#### [EXERCISE GOAL]
Copy out every line that contains the word "color".
■ ■ ■ ■ ■
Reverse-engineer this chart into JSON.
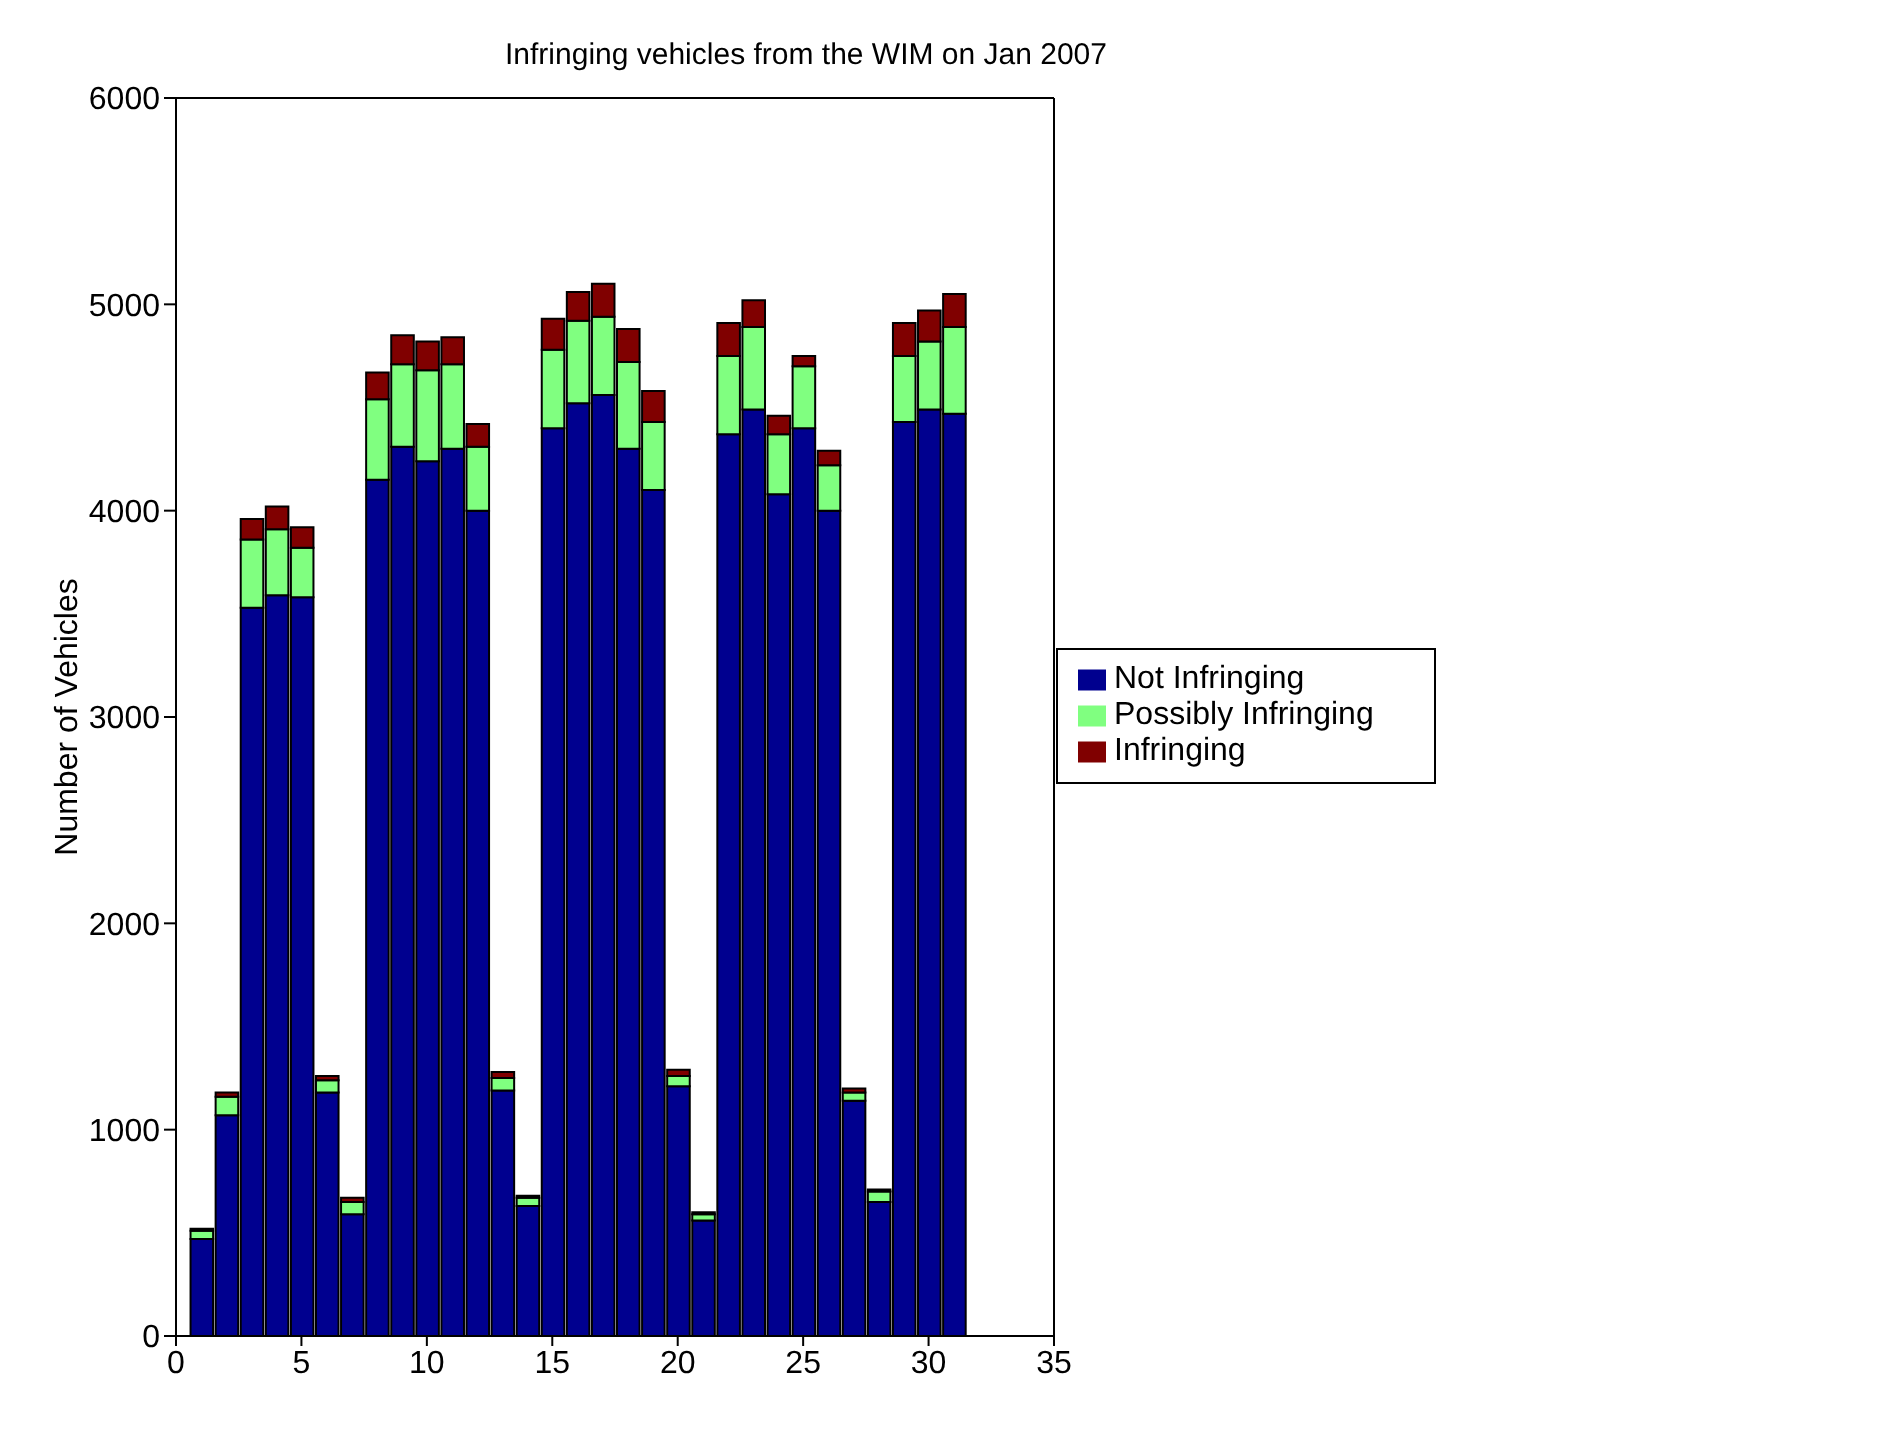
{
  "chart_data": {
    "type": "bar",
    "title": "Infringing vehicles from the WIM on Jan 2007",
    "ylabel": "Number of Vehicles",
    "x": [
      1,
      2,
      3,
      4,
      5,
      6,
      7,
      8,
      9,
      10,
      11,
      12,
      13,
      14,
      15,
      16,
      17,
      18,
      19,
      20,
      21,
      22,
      23,
      24,
      25,
      26,
      27,
      28,
      29,
      30,
      31
    ],
    "stacked": true,
    "series": [
      {
        "name": "Not Infringing",
        "color": "#00008f",
        "values": [
          470,
          1070,
          3530,
          3590,
          3580,
          1180,
          590,
          4150,
          4310,
          4240,
          4300,
          4000,
          1190,
          630,
          4400,
          4520,
          4560,
          4300,
          4100,
          1210,
          560,
          4370,
          4490,
          4080,
          4400,
          4000,
          1140,
          650,
          4430,
          4490,
          4470
        ]
      },
      {
        "name": "Possibly Infringing",
        "color": "#80ff80",
        "values": [
          40,
          90,
          330,
          320,
          240,
          60,
          60,
          390,
          400,
          440,
          410,
          310,
          60,
          40,
          380,
          400,
          380,
          420,
          330,
          50,
          30,
          380,
          400,
          290,
          300,
          220,
          40,
          50,
          320,
          330,
          420
        ]
      },
      {
        "name": "Infringing",
        "color": "#800000",
        "values": [
          10,
          20,
          100,
          110,
          100,
          20,
          20,
          130,
          140,
          140,
          130,
          110,
          30,
          10,
          150,
          140,
          160,
          160,
          150,
          30,
          10,
          160,
          130,
          90,
          50,
          70,
          20,
          10,
          160,
          150,
          160
        ]
      }
    ],
    "xlim": [
      0,
      35
    ],
    "xticks": [
      0,
      5,
      10,
      15,
      20,
      25,
      30,
      35
    ],
    "ylim": [
      0,
      6000
    ],
    "yticks": [
      0,
      1000,
      2000,
      3000,
      4000,
      5000,
      6000
    ],
    "legend": "right"
  }
}
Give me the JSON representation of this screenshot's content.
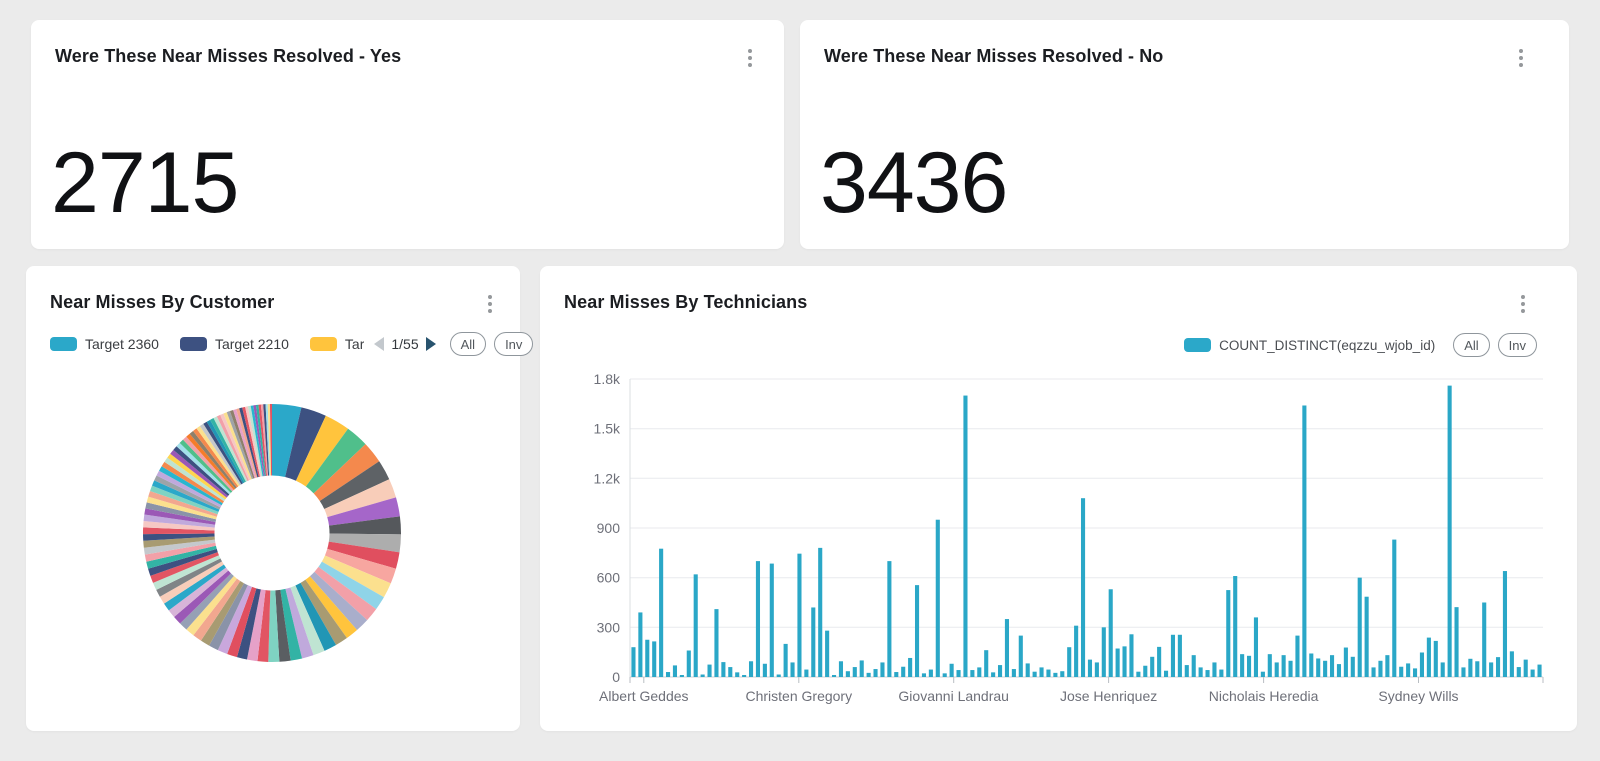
■ ■ ■ ■ ■
#### [RESPONSE BELOW]
        "color": "#00008f",
        "color": "#80ff80",
        "color": "#800000",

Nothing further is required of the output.